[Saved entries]
---
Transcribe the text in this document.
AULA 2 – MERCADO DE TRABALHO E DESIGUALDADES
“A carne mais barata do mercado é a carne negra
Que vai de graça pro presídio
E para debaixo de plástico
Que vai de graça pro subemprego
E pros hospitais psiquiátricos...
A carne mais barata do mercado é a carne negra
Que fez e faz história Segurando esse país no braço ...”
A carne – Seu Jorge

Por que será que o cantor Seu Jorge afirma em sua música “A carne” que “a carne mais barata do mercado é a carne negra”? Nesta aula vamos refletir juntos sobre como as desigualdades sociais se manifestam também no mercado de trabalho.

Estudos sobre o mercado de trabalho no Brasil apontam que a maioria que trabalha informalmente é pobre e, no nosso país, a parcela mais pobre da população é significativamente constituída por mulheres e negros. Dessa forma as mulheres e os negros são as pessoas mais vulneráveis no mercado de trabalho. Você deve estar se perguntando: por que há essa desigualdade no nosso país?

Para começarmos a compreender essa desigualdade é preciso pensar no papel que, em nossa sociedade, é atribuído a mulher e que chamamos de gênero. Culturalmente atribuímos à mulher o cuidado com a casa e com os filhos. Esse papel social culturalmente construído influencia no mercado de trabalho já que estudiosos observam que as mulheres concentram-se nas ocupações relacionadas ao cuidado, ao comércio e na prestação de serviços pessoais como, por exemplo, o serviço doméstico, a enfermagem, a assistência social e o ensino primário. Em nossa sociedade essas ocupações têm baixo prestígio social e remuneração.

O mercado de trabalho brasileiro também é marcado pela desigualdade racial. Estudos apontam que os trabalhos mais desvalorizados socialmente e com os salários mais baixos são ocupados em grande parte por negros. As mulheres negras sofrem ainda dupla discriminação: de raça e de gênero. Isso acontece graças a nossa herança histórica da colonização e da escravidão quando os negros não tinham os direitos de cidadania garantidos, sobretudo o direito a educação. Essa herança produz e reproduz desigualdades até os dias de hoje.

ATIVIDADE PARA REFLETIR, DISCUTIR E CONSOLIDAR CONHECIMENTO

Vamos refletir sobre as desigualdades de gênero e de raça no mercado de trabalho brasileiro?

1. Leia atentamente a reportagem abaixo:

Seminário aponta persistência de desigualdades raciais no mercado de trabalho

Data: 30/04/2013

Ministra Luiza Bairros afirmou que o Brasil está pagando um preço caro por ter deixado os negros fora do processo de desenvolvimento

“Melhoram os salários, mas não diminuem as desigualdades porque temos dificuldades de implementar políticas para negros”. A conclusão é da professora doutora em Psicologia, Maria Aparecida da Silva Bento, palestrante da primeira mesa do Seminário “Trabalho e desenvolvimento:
---
Working from the entries above, return all lines that contain "Jorge".

Reply ::
A carne – Seu Jorge
Por que será que o cantor Seu Jorge afirma em sua música “A carne” que “a carne mais barata do mercado é a carne negra”? Nesta aula vamos refletir juntos sobre como as desigualdades sociais se manifestam também no mercado de trabalho.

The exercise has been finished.